*THE EXERCISE*.
Copy all lines in which the word "content" can be found.

*INPUT FOR THIS TASK*.
begin

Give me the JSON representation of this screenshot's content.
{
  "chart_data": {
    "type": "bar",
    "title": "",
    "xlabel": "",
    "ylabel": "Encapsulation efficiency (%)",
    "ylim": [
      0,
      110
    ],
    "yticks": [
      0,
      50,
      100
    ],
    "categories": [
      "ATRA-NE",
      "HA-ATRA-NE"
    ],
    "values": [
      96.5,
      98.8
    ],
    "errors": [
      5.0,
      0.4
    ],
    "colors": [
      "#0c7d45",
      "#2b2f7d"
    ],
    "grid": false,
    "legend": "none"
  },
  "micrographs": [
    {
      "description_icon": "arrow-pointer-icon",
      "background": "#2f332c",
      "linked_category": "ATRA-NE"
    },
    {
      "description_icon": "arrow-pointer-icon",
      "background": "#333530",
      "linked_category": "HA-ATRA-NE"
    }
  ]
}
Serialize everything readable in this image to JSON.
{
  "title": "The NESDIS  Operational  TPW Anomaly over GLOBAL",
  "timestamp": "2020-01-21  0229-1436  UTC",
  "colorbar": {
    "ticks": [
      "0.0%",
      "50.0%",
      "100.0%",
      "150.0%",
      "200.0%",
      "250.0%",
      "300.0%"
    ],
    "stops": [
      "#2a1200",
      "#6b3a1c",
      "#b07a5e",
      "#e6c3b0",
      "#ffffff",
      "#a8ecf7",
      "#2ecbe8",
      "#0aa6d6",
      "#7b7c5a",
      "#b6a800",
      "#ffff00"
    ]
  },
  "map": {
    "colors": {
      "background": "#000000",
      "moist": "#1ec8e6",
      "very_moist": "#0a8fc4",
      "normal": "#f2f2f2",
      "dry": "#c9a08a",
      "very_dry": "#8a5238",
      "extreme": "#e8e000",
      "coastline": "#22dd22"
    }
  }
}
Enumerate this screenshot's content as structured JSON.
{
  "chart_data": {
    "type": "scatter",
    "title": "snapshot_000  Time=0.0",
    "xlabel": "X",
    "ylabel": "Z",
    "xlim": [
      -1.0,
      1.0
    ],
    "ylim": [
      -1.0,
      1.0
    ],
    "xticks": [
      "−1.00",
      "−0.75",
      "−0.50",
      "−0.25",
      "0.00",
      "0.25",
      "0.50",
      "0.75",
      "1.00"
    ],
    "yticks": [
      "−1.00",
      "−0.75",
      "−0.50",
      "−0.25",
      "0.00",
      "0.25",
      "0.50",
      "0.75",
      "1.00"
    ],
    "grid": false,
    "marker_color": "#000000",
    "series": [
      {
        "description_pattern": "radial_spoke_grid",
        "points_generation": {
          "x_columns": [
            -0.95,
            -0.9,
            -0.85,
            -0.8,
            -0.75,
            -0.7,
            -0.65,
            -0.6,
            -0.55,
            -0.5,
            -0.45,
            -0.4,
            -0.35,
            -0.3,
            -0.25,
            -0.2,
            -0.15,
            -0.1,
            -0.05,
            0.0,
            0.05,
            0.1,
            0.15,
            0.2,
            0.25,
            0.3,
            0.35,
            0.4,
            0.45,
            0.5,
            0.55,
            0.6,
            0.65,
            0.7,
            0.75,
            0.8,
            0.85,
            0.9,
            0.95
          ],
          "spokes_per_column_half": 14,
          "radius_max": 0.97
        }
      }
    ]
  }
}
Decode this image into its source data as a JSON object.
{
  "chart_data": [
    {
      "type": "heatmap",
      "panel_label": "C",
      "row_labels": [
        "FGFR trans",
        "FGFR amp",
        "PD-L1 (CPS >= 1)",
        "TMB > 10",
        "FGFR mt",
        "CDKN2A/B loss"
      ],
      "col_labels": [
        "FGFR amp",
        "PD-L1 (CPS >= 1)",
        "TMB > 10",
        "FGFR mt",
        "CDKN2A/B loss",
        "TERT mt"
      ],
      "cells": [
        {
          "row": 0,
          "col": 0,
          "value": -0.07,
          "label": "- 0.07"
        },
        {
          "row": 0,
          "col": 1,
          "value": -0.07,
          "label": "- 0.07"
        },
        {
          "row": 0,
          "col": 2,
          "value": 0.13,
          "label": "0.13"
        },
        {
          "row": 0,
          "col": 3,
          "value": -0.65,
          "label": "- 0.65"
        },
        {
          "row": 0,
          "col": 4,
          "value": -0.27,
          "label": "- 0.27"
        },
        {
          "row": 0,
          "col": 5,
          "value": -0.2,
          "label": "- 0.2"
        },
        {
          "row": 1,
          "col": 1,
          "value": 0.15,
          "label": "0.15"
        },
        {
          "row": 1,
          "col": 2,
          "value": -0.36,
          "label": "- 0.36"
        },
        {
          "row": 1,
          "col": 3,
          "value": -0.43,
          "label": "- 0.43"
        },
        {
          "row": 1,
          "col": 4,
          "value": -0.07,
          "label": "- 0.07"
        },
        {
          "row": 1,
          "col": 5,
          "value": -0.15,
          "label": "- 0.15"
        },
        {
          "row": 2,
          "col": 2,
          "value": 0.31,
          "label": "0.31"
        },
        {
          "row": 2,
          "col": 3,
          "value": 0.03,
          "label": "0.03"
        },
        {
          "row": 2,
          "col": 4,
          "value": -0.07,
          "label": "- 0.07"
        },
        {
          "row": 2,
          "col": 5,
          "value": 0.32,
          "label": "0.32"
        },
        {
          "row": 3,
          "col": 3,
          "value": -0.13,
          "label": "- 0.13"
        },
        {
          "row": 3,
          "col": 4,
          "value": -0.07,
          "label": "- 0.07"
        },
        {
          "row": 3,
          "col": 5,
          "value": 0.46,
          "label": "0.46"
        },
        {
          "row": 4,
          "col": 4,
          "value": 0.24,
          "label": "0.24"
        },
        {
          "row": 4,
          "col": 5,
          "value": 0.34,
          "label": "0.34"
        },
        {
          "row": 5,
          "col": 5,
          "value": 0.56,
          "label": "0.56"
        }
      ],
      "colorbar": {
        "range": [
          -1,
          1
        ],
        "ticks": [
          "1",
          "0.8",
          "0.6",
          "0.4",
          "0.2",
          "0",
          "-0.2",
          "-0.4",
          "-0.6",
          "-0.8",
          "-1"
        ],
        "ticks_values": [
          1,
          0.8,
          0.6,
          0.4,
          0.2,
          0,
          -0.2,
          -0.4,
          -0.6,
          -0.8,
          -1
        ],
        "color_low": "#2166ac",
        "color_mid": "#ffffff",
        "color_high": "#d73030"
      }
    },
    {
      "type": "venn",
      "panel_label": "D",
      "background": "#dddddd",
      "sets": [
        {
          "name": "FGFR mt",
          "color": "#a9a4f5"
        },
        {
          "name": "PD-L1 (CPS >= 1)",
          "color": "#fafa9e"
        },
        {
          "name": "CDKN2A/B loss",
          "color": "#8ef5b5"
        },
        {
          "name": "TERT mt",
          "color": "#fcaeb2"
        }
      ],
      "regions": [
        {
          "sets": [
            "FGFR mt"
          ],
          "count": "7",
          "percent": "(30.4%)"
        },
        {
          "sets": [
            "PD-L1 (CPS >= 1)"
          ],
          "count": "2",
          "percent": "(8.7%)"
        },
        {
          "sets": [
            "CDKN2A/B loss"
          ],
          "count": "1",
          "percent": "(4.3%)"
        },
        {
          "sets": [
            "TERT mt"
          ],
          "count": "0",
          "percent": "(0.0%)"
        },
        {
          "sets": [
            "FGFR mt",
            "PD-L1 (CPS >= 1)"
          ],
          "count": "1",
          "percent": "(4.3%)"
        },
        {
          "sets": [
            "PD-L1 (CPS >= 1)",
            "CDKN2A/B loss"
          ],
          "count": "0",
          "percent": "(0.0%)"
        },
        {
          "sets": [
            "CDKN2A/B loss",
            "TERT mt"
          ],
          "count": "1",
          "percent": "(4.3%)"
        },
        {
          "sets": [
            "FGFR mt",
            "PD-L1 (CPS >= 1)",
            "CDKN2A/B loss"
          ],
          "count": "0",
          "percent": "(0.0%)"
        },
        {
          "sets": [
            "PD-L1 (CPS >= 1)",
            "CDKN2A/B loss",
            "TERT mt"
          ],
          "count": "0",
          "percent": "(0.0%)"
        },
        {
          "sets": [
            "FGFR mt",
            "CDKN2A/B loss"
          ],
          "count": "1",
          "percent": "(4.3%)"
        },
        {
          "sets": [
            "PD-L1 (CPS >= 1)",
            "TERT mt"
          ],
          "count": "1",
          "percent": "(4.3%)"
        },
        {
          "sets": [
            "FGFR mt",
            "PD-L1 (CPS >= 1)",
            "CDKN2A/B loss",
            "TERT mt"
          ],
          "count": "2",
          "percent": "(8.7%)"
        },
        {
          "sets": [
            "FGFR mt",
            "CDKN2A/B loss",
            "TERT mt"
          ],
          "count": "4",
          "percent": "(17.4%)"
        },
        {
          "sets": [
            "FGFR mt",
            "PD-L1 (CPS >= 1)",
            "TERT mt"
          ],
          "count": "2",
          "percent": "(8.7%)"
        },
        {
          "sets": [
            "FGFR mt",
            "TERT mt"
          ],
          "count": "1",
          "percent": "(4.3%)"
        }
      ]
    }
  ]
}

end

*THE ANSWER*.
Give me the JSON representation of this screenshot's content.
Enumerate this screenshot's content as structured JSON.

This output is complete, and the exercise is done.